Aim of the task:
Output the data below in full, byte for byte. Nothing may differ.

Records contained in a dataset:
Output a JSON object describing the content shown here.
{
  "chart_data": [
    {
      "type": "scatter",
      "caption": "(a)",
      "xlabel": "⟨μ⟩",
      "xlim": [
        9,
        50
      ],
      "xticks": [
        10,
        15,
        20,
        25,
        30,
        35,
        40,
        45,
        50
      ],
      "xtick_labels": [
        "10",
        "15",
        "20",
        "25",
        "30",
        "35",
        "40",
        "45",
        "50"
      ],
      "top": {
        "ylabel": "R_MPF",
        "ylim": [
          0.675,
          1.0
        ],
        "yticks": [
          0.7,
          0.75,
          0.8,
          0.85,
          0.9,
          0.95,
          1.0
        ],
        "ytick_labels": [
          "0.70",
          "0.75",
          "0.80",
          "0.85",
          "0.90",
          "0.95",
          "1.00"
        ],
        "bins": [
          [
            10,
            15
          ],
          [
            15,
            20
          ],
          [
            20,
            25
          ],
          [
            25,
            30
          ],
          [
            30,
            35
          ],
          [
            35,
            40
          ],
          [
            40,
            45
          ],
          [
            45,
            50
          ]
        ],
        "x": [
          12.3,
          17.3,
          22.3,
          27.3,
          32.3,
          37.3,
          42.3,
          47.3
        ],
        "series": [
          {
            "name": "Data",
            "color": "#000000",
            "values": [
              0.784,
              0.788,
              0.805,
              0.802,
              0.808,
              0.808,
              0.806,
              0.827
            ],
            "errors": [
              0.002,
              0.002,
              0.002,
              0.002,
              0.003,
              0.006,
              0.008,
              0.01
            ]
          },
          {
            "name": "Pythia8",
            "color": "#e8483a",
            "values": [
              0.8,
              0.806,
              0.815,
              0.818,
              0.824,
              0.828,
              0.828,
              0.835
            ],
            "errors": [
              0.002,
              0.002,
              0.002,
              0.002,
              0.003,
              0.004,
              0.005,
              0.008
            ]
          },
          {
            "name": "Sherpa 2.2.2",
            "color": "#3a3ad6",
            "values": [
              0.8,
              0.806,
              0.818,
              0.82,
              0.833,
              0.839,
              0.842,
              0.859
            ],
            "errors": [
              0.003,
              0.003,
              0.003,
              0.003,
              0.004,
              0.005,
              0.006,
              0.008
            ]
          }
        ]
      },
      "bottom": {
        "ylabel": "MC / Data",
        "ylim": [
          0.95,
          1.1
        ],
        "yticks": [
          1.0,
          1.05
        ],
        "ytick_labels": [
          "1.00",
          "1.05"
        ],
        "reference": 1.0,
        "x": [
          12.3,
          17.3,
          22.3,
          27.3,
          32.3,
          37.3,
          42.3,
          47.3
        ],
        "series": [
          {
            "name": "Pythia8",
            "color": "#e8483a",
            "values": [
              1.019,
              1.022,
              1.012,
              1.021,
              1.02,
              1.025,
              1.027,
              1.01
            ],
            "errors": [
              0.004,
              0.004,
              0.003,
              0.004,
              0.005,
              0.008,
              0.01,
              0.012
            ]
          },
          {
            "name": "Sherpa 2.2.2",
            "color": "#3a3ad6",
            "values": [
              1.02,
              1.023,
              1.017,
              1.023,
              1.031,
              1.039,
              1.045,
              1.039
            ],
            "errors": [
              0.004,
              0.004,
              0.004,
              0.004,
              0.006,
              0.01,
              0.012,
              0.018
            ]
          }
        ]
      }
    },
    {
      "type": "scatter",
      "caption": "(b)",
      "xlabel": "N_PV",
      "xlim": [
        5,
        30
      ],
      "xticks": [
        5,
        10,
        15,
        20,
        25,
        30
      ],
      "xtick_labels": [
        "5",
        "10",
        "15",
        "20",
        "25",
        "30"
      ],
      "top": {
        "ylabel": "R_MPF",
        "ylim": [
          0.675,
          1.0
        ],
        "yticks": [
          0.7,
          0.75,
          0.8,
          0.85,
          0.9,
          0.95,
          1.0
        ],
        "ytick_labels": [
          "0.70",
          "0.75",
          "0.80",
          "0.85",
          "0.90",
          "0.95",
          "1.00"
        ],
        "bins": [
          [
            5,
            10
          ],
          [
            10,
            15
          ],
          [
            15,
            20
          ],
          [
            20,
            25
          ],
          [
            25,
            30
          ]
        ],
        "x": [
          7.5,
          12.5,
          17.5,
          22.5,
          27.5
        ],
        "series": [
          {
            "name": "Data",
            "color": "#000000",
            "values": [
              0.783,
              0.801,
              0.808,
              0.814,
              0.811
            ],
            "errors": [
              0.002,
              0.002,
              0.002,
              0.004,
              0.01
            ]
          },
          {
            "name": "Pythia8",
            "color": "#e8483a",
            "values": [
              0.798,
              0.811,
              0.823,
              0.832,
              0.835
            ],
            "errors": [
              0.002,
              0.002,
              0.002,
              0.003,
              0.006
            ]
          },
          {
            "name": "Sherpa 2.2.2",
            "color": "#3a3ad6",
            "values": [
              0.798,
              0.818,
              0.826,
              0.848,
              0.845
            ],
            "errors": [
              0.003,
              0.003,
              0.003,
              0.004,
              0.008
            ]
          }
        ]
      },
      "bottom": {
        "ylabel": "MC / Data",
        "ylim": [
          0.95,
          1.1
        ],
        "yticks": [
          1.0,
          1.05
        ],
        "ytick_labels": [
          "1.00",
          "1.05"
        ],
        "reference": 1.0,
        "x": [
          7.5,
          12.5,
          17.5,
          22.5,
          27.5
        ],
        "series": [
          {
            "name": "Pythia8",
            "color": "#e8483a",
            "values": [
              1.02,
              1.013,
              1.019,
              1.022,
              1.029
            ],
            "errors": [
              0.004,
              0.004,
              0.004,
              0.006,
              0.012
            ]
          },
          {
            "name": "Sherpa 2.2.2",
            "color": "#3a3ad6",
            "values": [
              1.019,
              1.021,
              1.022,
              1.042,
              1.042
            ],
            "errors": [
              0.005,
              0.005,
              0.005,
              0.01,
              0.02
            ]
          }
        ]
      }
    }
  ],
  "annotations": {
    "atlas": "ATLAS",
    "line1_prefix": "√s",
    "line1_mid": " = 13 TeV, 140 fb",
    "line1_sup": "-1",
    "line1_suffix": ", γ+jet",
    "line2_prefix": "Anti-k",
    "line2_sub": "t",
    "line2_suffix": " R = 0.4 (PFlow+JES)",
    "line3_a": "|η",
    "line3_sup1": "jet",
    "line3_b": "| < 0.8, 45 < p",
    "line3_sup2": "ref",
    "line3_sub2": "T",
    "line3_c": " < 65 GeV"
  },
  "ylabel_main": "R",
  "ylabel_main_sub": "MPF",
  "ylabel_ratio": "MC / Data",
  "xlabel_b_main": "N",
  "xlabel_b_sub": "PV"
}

Result of this task:
Output a JSON object describing the content shown here.
{
  "chart_data": [
    {
      "type": "scatter",
      "caption": "(a)",
      "xlabel": "⟨μ⟩",
      "xlim": [
        9,
        50
      ],
      "xticks": [
        10,
        15,
        20,
        25,
        30,
        35,
        40,
        45,
        50
      ],
      "xtick_labels": [
        "10",
        "15",
        "20",
        "25",
        "30",
        "35",
        "40",
        "45",
        "50"
      ],
      "top": {
        "ylabel": "R_MPF",
        "ylim": [
          0.675,
          1.0
        ],
        "yticks": [
          0.7,
          0.75,
          0.8,
          0.85,
          0.9,
          0.95,
          1.0
        ],
        "ytick_labels": [
          "0.70",
          "0.75",
          "0.80",
          "0.85",
          "0.90",
          "0.95",
          "1.00"
        ],
        "bins": [
          [
            10,
            15
          ],
          [
            15,
            20
          ],
          [
            20,
            25
          ],
          [
            25,
            30
          ],
          [
            30,
            35
          ],
          [
            35,
            40
          ],
          [
            40,
            45
          ],
          [
            45,
            50
          ]
        ],
        "x": [
          12.3,
          17.3,
          22.3,
          27.3,
          32.3,
          37.3,
          42.3,
          47.3
        ],
        "series": [
          {
            "name": "Data",
            "color": "#000000",
            "values": [
              0.784,
              0.788,
              0.805,
              0.802,
              0.808,
              0.808,
              0.806,
              0.827
            ],
            "errors": [
              0.002,
              0.002,
              0.002,
              0.002,
              0.003,
              0.006,
              0.008,
              0.01
            ]
          },
          {
            "name": "Pythia8",
            "color": "#e8483a",
            "values": [
              0.8,
              0.806,
              0.815,
              0.818,
              0.824,
              0.828,
              0.828,
              0.835
            ],
            "errors": [
              0.002,
              0.002,
              0.002,
              0.002,
              0.003,
              0.004,
              0.005,
              0.008
            ]
          },
          {
            "name": "Sherpa 2.2.2",
            "color": "#3a3ad6",
            "values": [
              0.8,
              0.806,
              0.818,
              0.82,
              0.833,
              0.839,
              0.842,
              0.859
            ],
            "errors": [
              0.003,
              0.003,
              0.003,
              0.003,
              0.004,
              0.005,
              0.006,
              0.008
            ]
          }
        ]
      },
      "bottom": {
        "ylabel": "MC / Data",
        "ylim": [
          0.95,
          1.1
        ],
        "yticks": [
          1.0,
          1.05
        ],
        "ytick_labels": [
          "1.00",
          "1.05"
        ],
        "reference": 1.0,
        "x": [
          12.3,
          17.3,
          22.3,
          27.3,
          32.3,
          37.3,
          42.3,
          47.3
        ],
        "series": [
          {
            "name": "Pythia8",
            "color": "#e8483a",
            "values": [
              1.019,
              1.022,
              1.012,
              1.021,
              1.02,
              1.025,
              1.027,
              1.01
            ],
            "errors": [
              0.004,
              0.004,
              0.003,
              0.004,
              0.005,
              0.008,
              0.01,
              0.012
            ]
          },
          {
            "name": "Sherpa 2.2.2",
            "color": "#3a3ad6",
            "values": [
              1.02,
              1.023,
              1.017,
              1.023,
              1.031,
              1.039,
              1.045,
              1.039
            ],
            "errors": [
              0.004,
              0.004,
              0.004,
              0.004,
              0.006,
              0.01,
              0.012,
              0.018
            ]
          }
        ]
      }
    },
    {
      "type": "scatter",
      "caption": "(b)",
      "xlabel": "N_PV",
      "xlim": [
        5,
        30
      ],
      "xticks": [
        5,
        10,
        15,
        20,
        25,
        30
      ],
      "xtick_labels": [
        "5",
        "10",
        "15",
        "20",
        "25",
        "30"
      ],
      "top": {
        "ylabel": "R_MPF",
        "ylim": [
          0.675,
          1.0
        ],
        "yticks": [
          0.7,
          0.75,
          0.8,
          0.85,
          0.9,
          0.95,
          1.0
        ],
        "ytick_labels": [
          "0.70",
          "0.75",
          "0.80",
          "0.85",
          "0.90",
          "0.95",
          "1.00"
        ],
        "bins": [
          [
            5,
            10
          ],
          [
            10,
            15
          ],
          [
            15,
            20
          ],
          [
            20,
            25
          ],
          [
            25,
            30
          ]
        ],
        "x": [
          7.5,
          12.5,
          17.5,
          22.5,
          27.5
        ],
        "series": [
          {
            "name": "Data",
            "color": "#000000",
            "values": [
              0.783,
              0.801,
              0.808,
              0.814,
              0.811
            ],
            "errors": [
              0.002,
              0.002,
              0.002,
              0.004,
              0.01
            ]
          },
          {
            "name": "Pythia8",
            "color": "#e8483a",
            "values": [
              0.798,
              0.811,
              0.823,
              0.832,
              0.835
            ],
            "errors": [
              0.002,
              0.002,
              0.002,
              0.003,
              0.006
            ]
          },
          {
            "name": "Sherpa 2.2.2",
            "color": "#3a3ad6",
            "values": [
              0.798,
              0.818,
              0.826,
              0.848,
              0.845
            ],
            "errors": [
              0.003,
              0.003,
              0.003,
              0.004,
              0.008
            ]
          }
        ]
      },
      "bottom": {
        "ylabel": "MC / Data",
        "ylim": [
          0.95,
          1.1
        ],
        "yticks": [
          1.0,
          1.05
        ],
        "ytick_labels": [
          "1.00",
          "1.05"
        ],
        "reference": 1.0,
        "x": [
          7.5,
          12.5,
          17.5,
          22.5,
          27.5
        ],
        "series": [
          {
            "name": "Pythia8",
            "color": "#e8483a",
            "values": [
              1.02,
              1.013,
              1.019,
              1.022,
              1.029
            ],
            "errors": [
              0.004,
              0.004,
              0.004,
              0.006,
              0.012
            ]
          },
          {
            "name": "Sherpa 2.2.2",
            "color": "#3a3ad6",
            "values": [
              1.019,
              1.021,
              1.022,
              1.042,
              1.042
            ],
            "errors": [
              0.005,
              0.005,
              0.005,
              0.01,
              0.02
            ]
          }
        ]
      }
    }
  ],
  "annotations": {
    "atlas": "ATLAS",
    "line1_prefix": "√s",
    "line1_mid": " = 13 TeV, 140 fb",
    "line1_sup": "-1",
    "line1_suffix": ", γ+jet",
    "line2_prefix": "Anti-k",
    "line2_sub": "t",
    "line2_suffix": " R = 0.4 (PFlow+JES)",
    "line3_a": "|η",
    "line3_sup1": "jet",
    "line3_b": "| < 0.8, 45 < p",
    "line3_sup2": "ref",
    "line3_sub2": "T",
    "line3_c": " < 65 GeV"
  },
  "ylabel_main": "R",
  "ylabel_main_sub": "MPF",
  "ylabel_ratio": "MC / Data",
  "xlabel_b_main": "N",
  "xlabel_b_sub": "PV"
}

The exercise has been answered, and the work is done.